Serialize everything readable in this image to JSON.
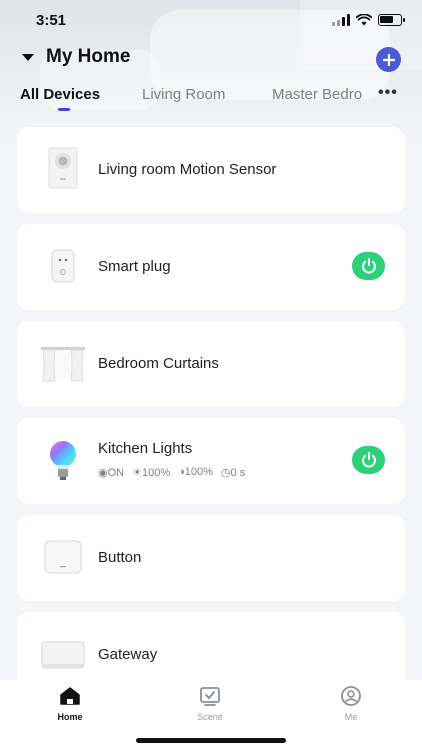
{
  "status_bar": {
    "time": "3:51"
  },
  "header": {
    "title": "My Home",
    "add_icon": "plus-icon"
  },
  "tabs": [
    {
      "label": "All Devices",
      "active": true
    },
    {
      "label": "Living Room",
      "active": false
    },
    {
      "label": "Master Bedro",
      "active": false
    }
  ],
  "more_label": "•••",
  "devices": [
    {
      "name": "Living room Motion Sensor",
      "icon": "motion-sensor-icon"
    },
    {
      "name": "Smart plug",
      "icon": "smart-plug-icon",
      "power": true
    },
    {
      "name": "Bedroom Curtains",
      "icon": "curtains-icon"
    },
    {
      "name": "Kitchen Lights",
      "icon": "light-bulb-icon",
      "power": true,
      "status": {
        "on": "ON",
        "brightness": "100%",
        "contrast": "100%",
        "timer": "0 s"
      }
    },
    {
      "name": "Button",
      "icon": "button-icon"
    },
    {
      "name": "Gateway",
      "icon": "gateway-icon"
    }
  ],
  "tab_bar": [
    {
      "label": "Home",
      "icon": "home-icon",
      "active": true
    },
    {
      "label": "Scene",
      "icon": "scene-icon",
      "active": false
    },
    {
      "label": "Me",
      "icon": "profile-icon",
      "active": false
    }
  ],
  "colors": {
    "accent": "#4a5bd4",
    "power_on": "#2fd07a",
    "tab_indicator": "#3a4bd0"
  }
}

==

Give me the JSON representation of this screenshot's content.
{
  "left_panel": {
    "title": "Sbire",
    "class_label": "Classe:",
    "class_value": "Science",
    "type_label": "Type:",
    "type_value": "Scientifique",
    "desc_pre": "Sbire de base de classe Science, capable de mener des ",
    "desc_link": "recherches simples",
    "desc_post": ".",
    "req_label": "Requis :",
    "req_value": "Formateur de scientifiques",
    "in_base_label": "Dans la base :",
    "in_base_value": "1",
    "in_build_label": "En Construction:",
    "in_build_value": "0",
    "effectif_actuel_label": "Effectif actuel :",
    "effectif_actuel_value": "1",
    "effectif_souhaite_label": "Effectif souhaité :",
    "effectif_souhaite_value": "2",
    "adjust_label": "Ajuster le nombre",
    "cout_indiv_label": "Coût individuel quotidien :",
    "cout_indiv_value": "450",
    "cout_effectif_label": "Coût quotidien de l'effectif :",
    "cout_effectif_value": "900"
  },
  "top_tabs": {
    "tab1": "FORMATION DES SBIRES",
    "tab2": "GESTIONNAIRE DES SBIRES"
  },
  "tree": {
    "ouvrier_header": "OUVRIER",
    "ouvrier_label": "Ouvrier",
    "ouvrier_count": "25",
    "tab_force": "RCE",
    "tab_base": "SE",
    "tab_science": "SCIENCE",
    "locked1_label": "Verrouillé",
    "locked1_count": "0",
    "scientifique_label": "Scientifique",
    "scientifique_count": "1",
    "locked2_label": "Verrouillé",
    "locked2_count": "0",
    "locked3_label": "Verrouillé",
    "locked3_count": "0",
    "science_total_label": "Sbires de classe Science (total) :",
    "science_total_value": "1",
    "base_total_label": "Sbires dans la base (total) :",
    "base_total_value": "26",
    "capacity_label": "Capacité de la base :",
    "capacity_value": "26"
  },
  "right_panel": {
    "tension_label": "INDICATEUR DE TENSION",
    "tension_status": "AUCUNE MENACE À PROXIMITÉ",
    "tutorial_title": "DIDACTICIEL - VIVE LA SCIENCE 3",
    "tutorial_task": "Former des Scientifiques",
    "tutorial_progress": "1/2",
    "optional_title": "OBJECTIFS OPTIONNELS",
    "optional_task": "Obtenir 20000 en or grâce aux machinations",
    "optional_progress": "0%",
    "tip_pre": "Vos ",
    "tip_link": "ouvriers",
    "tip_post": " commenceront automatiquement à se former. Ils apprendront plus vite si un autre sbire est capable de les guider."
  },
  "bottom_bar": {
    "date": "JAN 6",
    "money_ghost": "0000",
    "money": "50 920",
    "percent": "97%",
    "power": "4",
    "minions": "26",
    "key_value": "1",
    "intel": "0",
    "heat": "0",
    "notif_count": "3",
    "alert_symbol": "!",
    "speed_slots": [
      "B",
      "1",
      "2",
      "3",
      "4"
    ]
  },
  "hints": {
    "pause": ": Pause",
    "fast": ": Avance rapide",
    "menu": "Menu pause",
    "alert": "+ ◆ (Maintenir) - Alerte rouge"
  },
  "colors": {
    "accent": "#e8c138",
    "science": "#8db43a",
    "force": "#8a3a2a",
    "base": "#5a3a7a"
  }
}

* * *

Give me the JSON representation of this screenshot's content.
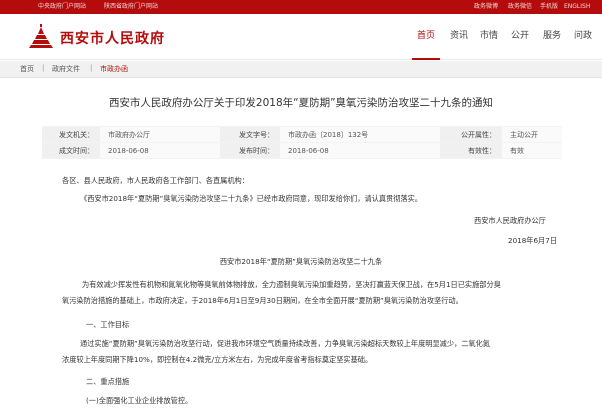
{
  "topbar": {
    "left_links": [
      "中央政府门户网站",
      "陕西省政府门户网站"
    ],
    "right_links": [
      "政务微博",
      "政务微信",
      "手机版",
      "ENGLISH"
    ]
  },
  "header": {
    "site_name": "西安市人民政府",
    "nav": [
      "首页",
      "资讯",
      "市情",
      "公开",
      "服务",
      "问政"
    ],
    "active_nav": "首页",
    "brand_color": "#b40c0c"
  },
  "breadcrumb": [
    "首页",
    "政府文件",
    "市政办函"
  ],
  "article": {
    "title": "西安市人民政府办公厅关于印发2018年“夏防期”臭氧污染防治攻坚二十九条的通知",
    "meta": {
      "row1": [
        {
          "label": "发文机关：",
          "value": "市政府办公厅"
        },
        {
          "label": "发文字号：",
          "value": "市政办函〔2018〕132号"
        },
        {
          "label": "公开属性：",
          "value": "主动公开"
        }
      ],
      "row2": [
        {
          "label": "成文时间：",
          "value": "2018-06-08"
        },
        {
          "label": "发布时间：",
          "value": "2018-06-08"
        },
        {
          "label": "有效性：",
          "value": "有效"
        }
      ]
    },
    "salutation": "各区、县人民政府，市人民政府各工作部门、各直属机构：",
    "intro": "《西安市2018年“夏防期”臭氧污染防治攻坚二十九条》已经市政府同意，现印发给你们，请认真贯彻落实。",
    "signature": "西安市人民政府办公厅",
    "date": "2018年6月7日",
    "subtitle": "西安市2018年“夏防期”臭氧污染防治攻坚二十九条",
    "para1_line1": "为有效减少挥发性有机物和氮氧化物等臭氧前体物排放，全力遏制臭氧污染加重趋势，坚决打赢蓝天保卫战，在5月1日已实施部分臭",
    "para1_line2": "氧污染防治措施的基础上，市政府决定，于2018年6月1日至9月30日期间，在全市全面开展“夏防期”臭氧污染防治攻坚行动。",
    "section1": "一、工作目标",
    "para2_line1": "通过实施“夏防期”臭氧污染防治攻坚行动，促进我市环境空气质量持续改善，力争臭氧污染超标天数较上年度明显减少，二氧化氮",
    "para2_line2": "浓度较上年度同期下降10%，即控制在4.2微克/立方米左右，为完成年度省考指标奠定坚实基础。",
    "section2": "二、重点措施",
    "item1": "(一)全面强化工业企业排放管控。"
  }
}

## Problem details:
How many lines of the entries above hold the string "Verrouillé"? Reply with the number alone.

## Written response:
3